(Items from a data source)
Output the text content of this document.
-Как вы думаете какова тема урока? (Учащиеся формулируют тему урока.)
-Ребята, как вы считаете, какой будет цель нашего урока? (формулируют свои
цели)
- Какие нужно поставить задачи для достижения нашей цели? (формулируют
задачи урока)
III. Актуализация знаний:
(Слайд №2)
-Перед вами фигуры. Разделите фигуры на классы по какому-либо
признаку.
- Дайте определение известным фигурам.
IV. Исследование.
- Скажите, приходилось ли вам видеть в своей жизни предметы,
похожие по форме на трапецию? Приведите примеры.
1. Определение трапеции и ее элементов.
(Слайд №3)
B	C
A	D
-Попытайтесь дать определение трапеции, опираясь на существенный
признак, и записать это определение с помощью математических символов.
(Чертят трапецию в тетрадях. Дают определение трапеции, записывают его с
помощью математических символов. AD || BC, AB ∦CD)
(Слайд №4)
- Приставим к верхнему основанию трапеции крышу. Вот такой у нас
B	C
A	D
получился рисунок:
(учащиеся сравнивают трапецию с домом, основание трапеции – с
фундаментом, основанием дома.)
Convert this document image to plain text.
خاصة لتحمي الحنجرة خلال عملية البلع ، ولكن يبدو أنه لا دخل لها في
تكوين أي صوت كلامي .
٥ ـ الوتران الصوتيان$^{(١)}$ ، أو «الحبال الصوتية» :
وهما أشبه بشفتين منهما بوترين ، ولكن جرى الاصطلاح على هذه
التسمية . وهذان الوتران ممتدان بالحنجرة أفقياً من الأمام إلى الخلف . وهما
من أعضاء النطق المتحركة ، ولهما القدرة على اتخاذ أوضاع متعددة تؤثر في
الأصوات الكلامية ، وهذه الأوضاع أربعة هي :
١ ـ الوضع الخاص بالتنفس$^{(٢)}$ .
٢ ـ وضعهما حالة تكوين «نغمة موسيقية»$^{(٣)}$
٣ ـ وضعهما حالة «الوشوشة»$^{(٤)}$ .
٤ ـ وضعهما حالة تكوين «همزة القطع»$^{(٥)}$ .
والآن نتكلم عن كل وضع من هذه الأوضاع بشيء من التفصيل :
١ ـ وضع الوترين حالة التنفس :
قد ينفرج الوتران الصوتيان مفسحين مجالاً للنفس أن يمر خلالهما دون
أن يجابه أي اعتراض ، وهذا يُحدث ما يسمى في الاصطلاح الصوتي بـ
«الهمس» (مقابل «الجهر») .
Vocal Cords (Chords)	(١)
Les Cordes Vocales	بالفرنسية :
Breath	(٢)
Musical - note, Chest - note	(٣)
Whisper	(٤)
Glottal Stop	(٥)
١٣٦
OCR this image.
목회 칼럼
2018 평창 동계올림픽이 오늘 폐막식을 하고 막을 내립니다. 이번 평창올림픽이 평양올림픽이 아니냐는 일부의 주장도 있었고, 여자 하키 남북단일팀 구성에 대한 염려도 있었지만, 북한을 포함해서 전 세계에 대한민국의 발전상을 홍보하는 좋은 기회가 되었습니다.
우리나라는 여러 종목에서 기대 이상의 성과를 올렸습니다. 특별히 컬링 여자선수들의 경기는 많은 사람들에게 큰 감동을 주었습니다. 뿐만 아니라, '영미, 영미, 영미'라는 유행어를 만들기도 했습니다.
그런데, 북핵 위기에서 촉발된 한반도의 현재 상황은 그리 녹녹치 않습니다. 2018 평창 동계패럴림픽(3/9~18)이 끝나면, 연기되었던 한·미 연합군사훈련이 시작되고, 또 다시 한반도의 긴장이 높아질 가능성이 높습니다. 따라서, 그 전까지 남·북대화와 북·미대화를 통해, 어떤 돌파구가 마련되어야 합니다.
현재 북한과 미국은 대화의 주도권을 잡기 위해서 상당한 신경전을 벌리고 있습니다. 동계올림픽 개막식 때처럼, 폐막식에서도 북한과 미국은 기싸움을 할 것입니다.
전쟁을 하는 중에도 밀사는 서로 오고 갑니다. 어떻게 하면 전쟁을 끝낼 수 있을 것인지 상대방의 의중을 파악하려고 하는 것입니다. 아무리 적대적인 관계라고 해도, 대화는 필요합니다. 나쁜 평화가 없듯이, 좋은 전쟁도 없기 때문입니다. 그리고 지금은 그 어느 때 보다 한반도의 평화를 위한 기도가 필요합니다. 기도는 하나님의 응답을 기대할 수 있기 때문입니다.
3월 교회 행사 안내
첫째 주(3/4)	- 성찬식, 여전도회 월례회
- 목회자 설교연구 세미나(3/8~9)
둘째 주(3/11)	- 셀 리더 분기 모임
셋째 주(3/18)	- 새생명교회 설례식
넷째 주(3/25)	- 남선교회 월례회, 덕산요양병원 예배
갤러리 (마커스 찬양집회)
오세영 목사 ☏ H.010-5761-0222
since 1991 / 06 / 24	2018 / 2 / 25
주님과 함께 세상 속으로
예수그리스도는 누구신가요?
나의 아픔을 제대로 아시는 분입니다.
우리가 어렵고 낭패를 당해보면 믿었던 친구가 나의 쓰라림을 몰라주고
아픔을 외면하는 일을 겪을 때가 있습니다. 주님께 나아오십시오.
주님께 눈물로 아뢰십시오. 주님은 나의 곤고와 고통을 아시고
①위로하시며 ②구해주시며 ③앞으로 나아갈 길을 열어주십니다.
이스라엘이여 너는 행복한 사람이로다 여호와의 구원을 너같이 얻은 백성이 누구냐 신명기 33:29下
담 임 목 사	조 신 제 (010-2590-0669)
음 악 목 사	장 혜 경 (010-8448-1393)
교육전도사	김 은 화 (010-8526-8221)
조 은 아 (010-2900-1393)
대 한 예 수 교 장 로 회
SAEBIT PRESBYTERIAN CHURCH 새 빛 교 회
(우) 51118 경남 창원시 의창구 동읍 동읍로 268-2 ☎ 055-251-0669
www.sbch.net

## GOAL
Print every entry exactly as written.

## TASK OUTPUT
Output the text content of this document.
-Как вы думаете какова тема урока? (Учащиеся формулируют тему урока.)
-Ребята, как вы считаете, какой будет цель нашего урока? (формулируют свои
цели)
- Какие нужно поставить задачи для достижения нашей цели? (формулируют
задачи урока)
III. Актуализация знаний:
(Слайд №2)
-Перед вами фигуры. Разделите фигуры на классы по какому-либо
признаку.
- Дайте определение известным фигурам.
IV. Исследование.
- Скажите, приходилось ли вам видеть в своей жизни предметы,
похожие по форме на трапецию? Приведите примеры.
1. Определение трапеции и ее элементов.
(Слайд №3)
B	C
A	D
-Попытайтесь дать определение трапеции, опираясь на существенный
признак, и записать это определение с помощью математических символов.
(Чертят трапецию в тетрадях. Дают определение трапеции, записывают его с
помощью математических символов. AD || BC, AB ∦CD)
(Слайд №4)
- Приставим к верхнему основанию трапеции крышу. Вот такой у нас
B	C
A	D
получился рисунок:
(учащиеся сравнивают трапецию с домом, основание трапеции – с
фундаментом, основанием дома.)
Convert this document image to plain text.
خاصة لتحمي الحنجرة خلال عملية البلع ، ولكن يبدو أنه لا دخل لها في
تكوين أي صوت كلامي .
٥ ـ الوتران الصوتيان$^{(١)}$ ، أو «الحبال الصوتية» :
وهما أشبه بشفتين منهما بوترين ، ولكن جرى الاصطلاح على هذه
التسمية . وهذان الوتران ممتدان بالحنجرة أفقياً من الأمام إلى الخلف . وهما
من أعضاء النطق المتحركة ، ولهما القدرة على اتخاذ أوضاع متعددة تؤثر في
الأصوات الكلامية ، وهذه الأوضاع أربعة هي :
١ ـ الوضع الخاص بالتنفس$^{(٢)}$ .
٢ ـ وضعهما حالة تكوين «نغمة موسيقية»$^{(٣)}$
٣ ـ وضعهما حالة «الوشوشة»$^{(٤)}$ .
٤ ـ وضعهما حالة تكوين «همزة القطع»$^{(٥)}$ .
والآن نتكلم عن كل وضع من هذه الأوضاع بشيء من التفصيل :
١ ـ وضع الوترين حالة التنفس :
قد ينفرج الوتران الصوتيان مفسحين مجالاً للنفس أن يمر خلالهما دون
أن يجابه أي اعتراض ، وهذا يُحدث ما يسمى في الاصطلاح الصوتي بـ
«الهمس» (مقابل «الجهر») .
Vocal Cords (Chords)	(١)
Les Cordes Vocales	بالفرنسية :
Breath	(٢)
Musical - note, Chest - note	(٣)
Whisper	(٤)
Glottal Stop	(٥)
١٣٦
OCR this image.
목회 칼럼
2018 평창 동계올림픽이 오늘 폐막식을 하고 막을 내립니다. 이번 평창올림픽이 평양올림픽이 아니냐는 일부의 주장도 있었고, 여자 하키 남북단일팀 구성에 대한 염려도 있었지만, 북한을 포함해서 전 세계에 대한민국의 발전상을 홍보하는 좋은 기회가 되었습니다.
우리나라는 여러 종목에서 기대 이상의 성과를 올렸습니다. 특별히 컬링 여자선수들의 경기는 많은 사람들에게 큰 감동을 주었습니다. 뿐만 아니라, '영미, 영미, 영미'라는 유행어를 만들기도 했습니다.
그런데, 북핵 위기에서 촉발된 한반도의 현재 상황은 그리 녹녹치 않습니다. 2018 평창 동계패럴림픽(3/9~18)이 끝나면, 연기되었던 한·미 연합군사훈련이 시작되고, 또 다시 한반도의 긴장이 높아질 가능성이 높습니다. 따라서, 그 전까지 남·북대화와 북·미대화를 통해, 어떤 돌파구가 마련되어야 합니다.
현재 북한과 미국은 대화의 주도권을 잡기 위해서 상당한 신경전을 벌리고 있습니다. 동계올림픽 개막식 때처럼, 폐막식에서도 북한과 미국은 기싸움을 할 것입니다.
전쟁을 하는 중에도 밀사는 서로 오고 갑니다. 어떻게 하면 전쟁을 끝낼 수 있을 것인지 상대방의 의중을 파악하려고 하는 것입니다. 아무리 적대적인 관계라고 해도, 대화는 필요합니다. 나쁜 평화가 없듯이, 좋은 전쟁도 없기 때문입니다. 그리고 지금은 그 어느 때 보다 한반도의 평화를 위한 기도가 필요합니다. 기도는 하나님의 응답을 기대할 수 있기 때문입니다.
3월 교회 행사 안내
첫째 주(3/4)	- 성찬식, 여전도회 월례회
- 목회자 설교연구 세미나(3/8~9)
둘째 주(3/11)	- 셀 리더 분기 모임
셋째 주(3/18)	- 새생명교회 설례식
넷째 주(3/25)	- 남선교회 월례회, 덕산요양병원 예배
갤러리 (마커스 찬양집회)
오세영 목사 ☏ H.010-5761-0222
since 1991 / 06 / 24	2018 / 2 / 25
주님과 함께 세상 속으로
예수그리스도는 누구신가요?
나의 아픔을 제대로 아시는 분입니다.
우리가 어렵고 낭패를 당해보면 믿었던 친구가 나의 쓰라림을 몰라주고
아픔을 외면하는 일을 겪을 때가 있습니다. 주님께 나아오십시오.
주님께 눈물로 아뢰십시오. 주님은 나의 곤고와 고통을 아시고
①위로하시며 ②구해주시며 ③앞으로 나아갈 길을 열어주십니다.
이스라엘이여 너는 행복한 사람이로다 여호와의 구원을 너같이 얻은 백성이 누구냐 신명기 33:29下
담 임 목 사	조 신 제 (010-2590-0669)
음 악 목 사	장 혜 경 (010-8448-1393)
교육전도사	김 은 화 (010-8526-8221)
조 은 아 (010-2900-1393)
대 한 예 수 교 장 로 회
SAEBIT PRESBYTERIAN CHURCH 새 빛 교 회
(우) 51118 경남 창원시 의창구 동읍 동읍로 268-2 ☎ 055-251-0669
www.sbch.net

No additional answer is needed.